**PAGE**.
⟨

There is an "organic" gastro pub in London where the customers are invited to pay over £5 for a bottle of a pretty decent Yorkshire beer. It's not a giant bottle – just 500ml. In fact it's a bottle of beer which you can buy for just over £1 in several large supermarkets throughout the country.
What is going on?
Trends have always been good for the restaurant business; the honourable concept of nouvelle cuisine was endlessly re-worked by aspirational chefs the length and breadth of the country until it meant tiny portions of unbearably fussy food; the British enthusiasm for Mediterranean cuisine quickly established a dumping ground for tons of fake sun-dried tomatoes (shrivelled by industrial kilns all over Italy); the fashion for all things North African had chefs scuffling through their cook books checking the spelling of "tagine" and "harissa".
As soon as the organic bandwagon had rumbled up to walking pace it was bound to carve a path across menus everywhere. But the organic religion is different from all other fads and fancies in that there is a background message of fear. Just when a succession of food scares means that we no longer trust our food to be entirely wholesome, along come these very nice, very earnest people who tell us that we can be wholly confident of anything which they have certified as organic.
What a relief. So we shouldn't be surprised that the most successful sector in the organic food industry is baby food: "It doesn't matter if I eat junk because I am old and gnarled, but only the purest and best foods will do for my little Chloe, and so what if it costs a bit more."
On the organic issue the restaurant industry divides into two camps – there are boastful establishments which ostentatiously proclaim their belief in the true faith and happily charge a fiver for a bottle of beer, and there are restaurants which just go on quietly getting things done without all the razzmatazz. The irony is that long before the "organic dawn", some of Britain's top chefs were already worrying about the provenance of the ingredients that they were using.

⟩

**DIRECTIVES**.
a) According to the piece on organic food in restaurants, which sector of the organic food industry is the most successful?
b) Continue the piece on organic food in restaurants, picking up right after its final sentence.

**DATASET EXTRACT**.
⟨

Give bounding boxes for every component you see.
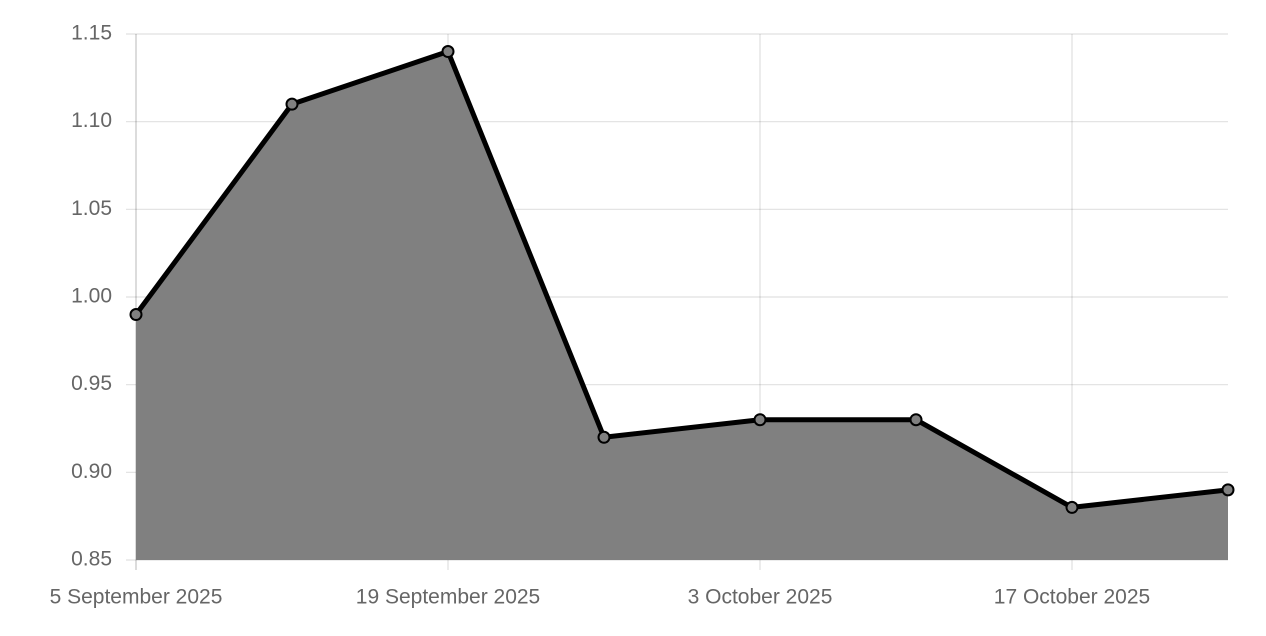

⟩

**FINAL ANSWERS**.
a) Baby food.

b)
Shaun Hill, chef-proprietor of the Merchant House in Ludlow, makes no claims to be organic but he sources top-quality local produce; worries about how the poultry and animals that he serves have been kept; what they've been feeding on; how they have been slaughtered, and all for the most commendable of reasons – such carefully chosen ingredients taste better.
Alex Aitkin, chef at Le Poussin at Parkhill deep in the New Forest, lays no claim to the organic mantle, but will wax eloquent on the merits of local hedgehog mushrooms and wild venison – no growth promoters or antibiotics there!
And in case this all sounds like some bucolic idyll, what about Fergus Henderson chef at St John? Henderson's restaurant is hard by Smithfield Market in London but he chooses to buy his meat from small specialist suppliers up and down the country – the Gloucester Old Spot Chop on the menu may well have come from down Cirencester way, but it will have come from a happy and contented pig that has been well fed and unstressed. St John may not qualify as an organic restaurant but this pork chop fulfils all the tests that certification would impose. Besides, Henderson was thinking about the quality and provenance of his ingredients long before the organic bandwagon passed this way.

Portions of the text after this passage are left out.